Stored data

::::

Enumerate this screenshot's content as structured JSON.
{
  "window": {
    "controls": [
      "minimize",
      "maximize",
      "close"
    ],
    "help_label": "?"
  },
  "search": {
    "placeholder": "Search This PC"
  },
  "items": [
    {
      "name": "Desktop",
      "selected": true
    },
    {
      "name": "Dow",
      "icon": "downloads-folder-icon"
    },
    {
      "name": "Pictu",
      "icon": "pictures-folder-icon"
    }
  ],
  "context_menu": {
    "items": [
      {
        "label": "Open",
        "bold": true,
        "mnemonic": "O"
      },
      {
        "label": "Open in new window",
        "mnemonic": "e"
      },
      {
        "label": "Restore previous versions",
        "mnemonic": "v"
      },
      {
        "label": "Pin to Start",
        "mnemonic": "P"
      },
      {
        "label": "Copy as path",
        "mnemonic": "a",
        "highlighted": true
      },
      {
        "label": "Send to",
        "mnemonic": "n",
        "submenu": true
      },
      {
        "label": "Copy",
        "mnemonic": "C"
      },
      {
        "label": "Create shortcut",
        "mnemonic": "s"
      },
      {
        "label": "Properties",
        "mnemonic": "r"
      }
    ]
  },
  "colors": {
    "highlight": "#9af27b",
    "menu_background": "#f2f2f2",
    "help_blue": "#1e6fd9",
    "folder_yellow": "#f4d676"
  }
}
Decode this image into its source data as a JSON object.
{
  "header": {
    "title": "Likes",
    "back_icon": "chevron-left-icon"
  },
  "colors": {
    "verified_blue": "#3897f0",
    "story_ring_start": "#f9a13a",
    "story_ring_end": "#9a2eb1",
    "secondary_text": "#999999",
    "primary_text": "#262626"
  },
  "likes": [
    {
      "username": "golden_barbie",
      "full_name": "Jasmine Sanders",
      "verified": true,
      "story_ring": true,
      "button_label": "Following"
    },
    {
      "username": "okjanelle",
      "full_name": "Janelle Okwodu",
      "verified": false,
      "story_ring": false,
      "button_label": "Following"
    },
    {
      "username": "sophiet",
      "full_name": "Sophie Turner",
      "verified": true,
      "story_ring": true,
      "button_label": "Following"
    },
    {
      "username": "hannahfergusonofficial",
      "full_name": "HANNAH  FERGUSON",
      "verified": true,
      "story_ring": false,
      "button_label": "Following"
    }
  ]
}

::::

TASK TO COMPLETE :: Transcribe the data. Leave every line exactly as it is.

EXPECTED ANSWER ::
Enumerate this screenshot's content as structured JSON.
{
  "window": {
    "controls": [
      "minimize",
      "maximize",
      "close"
    ],
    "help_label": "?"
  },
  "search": {
    "placeholder": "Search This PC"
  },
  "items": [
    {
      "name": "Desktop",
      "selected": true
    },
    {
      "name": "Dow",
      "icon": "downloads-folder-icon"
    },
    {
      "name": "Pictu",
      "icon": "pictures-folder-icon"
    }
  ],
  "context_menu": {
    "items": [
      {
        "label": "Open",
        "bold": true,
        "mnemonic": "O"
      },
      {
        "label": "Open in new window",
        "mnemonic": "e"
      },
      {
        "label": "Restore previous versions",
        "mnemonic": "v"
      },
      {
        "label": "Pin to Start",
        "mnemonic": "P"
      },
      {
        "label": "Copy as path",
        "mnemonic": "a",
        "highlighted": true
      },
      {
        "label": "Send to",
        "mnemonic": "n",
        "submenu": true
      },
      {
        "label": "Copy",
        "mnemonic": "C"
      },
      {
        "label": "Create shortcut",
        "mnemonic": "s"
      },
      {
        "label": "Properties",
        "mnemonic": "r"
      }
    ]
  },
  "colors": {
    "highlight": "#9af27b",
    "menu_background": "#f2f2f2",
    "help_blue": "#1e6fd9",
    "folder_yellow": "#f4d676"
  }
}
Decode this image into its source data as a JSON object.
{
  "header": {
    "title": "Likes",
    "back_icon": "chevron-left-icon"
  },
  "colors": {
    "verified_blue": "#3897f0",
    "story_ring_start": "#f9a13a",
    "story_ring_end": "#9a2eb1",
    "secondary_text": "#999999",
    "primary_text": "#262626"
  },
  "likes": [
    {
      "username": "golden_barbie",
      "full_name": "Jasmine Sanders",
      "verified": true,
      "story_ring": true,
      "button_label": "Following"
    },
    {
      "username": "okjanelle",
      "full_name": "Janelle Okwodu",
      "verified": false,
      "story_ring": false,
      "button_label": "Following"
    },
    {
      "username": "sophiet",
      "full_name": "Sophie Turner",
      "verified": true,
      "story_ring": true,
      "button_label": "Following"
    },
    {
      "username": "hannahfergusonofficial",
      "full_name": "HANNAH  FERGUSON",
      "verified": true,
      "story_ring": false,
      "button_label": "Following"
    }
  ]
}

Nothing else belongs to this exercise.